● Exercise brief:
Pick out all lines with the word "algorithm" from the records that follow.

● Saved data entries:
══════════
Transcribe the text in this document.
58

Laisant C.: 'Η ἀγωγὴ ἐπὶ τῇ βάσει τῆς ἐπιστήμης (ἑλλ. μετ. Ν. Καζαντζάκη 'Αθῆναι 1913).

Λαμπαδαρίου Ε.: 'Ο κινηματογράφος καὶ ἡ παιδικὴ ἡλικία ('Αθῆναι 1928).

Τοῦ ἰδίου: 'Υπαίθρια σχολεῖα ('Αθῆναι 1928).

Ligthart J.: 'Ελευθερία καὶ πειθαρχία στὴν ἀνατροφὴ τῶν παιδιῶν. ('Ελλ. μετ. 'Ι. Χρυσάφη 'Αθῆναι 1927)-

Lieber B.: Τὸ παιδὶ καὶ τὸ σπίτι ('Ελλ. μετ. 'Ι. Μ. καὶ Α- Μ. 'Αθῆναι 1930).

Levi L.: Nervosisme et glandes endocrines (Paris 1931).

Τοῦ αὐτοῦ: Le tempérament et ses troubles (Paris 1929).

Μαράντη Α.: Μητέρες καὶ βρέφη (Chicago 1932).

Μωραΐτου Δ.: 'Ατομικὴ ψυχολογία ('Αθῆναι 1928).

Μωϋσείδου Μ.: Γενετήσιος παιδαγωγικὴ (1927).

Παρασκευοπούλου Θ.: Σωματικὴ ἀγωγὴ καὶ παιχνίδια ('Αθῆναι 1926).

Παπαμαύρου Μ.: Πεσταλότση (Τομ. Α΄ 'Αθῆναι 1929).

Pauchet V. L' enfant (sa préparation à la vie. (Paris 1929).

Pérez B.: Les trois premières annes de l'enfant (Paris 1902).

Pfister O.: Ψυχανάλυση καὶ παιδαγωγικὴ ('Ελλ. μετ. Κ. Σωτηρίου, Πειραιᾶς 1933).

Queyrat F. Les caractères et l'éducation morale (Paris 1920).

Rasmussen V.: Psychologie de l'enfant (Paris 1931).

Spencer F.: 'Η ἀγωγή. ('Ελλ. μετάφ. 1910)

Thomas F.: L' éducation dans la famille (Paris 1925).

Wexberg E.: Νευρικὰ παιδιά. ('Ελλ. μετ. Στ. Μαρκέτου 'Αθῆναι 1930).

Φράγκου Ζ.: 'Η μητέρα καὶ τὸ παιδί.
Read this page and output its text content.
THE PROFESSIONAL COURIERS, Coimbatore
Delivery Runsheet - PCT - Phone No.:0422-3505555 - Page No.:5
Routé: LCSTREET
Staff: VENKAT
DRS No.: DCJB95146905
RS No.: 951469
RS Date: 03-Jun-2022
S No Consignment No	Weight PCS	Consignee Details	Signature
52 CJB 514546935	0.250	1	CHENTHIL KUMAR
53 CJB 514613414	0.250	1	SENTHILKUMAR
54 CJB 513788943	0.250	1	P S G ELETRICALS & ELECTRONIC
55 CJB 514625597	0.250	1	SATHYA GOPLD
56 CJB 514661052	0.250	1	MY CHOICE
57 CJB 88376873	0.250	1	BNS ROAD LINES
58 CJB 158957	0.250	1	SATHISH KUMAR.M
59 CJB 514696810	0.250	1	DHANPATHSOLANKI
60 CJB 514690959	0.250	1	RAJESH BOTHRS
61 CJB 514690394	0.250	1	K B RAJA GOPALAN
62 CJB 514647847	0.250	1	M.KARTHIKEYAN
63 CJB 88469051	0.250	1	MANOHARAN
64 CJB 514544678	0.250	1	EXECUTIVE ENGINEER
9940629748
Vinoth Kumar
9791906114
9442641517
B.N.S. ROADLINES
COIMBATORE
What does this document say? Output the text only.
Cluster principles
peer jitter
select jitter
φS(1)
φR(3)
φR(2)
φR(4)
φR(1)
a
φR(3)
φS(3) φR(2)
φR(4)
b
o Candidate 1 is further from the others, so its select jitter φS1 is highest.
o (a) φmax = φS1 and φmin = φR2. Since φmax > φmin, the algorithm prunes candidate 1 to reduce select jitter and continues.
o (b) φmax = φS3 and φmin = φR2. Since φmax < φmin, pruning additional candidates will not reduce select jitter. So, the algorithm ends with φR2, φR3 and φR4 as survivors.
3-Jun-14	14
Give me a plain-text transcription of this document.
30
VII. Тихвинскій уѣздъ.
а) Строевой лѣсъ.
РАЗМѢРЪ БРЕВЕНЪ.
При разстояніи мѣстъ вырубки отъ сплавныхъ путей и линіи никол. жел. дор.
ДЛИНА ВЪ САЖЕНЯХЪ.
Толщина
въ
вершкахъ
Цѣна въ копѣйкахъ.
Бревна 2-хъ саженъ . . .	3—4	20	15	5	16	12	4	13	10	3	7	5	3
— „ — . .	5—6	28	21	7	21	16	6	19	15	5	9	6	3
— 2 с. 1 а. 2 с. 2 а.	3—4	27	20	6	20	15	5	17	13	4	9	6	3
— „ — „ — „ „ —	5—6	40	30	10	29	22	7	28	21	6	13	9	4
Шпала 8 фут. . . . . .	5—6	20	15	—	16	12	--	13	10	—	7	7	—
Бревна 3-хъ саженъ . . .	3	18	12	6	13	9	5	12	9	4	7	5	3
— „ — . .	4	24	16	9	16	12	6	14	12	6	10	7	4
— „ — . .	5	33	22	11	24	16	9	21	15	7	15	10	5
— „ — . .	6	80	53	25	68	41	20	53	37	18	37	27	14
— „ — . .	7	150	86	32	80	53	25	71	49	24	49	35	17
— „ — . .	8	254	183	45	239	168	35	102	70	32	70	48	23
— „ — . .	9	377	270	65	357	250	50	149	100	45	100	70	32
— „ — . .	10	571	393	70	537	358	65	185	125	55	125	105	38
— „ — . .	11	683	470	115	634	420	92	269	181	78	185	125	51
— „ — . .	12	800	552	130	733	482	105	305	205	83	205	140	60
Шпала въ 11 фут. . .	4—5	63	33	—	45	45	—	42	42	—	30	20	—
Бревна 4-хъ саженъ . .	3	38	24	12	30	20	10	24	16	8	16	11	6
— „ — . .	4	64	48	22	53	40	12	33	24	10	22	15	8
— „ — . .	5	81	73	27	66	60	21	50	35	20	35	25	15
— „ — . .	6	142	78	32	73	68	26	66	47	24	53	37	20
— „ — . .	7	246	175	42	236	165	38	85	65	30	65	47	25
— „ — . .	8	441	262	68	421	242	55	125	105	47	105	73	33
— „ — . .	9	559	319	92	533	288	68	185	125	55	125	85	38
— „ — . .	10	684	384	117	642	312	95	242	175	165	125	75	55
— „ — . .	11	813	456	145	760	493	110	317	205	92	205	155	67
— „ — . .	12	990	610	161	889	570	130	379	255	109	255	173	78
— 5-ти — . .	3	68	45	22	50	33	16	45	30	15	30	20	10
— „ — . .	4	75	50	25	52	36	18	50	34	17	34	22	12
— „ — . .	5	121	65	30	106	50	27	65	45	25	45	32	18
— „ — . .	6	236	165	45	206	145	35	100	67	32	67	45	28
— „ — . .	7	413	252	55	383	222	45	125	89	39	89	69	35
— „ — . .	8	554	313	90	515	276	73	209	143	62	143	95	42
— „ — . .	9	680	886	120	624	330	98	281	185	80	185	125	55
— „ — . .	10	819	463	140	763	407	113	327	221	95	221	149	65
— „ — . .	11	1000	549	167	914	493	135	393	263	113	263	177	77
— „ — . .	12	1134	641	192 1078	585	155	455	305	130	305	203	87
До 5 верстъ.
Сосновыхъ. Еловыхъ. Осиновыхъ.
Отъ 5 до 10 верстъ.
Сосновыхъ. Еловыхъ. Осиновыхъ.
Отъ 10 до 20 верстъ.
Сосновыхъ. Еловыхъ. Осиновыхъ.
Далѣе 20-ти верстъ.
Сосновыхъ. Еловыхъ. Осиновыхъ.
══════════
● Result below:
o (a) φmax = φS1 and φmin = φR2. Since φmax > φmin, the algorithm prunes candidate 1 to reduce select jitter and continues.
o (b) φmax = φS3 and φmin = φR2. Since φmax < φmin, pruning additional candidates will not reduce select jitter. So, the algorithm ends with φR2, φR3 and φR4 as survivors.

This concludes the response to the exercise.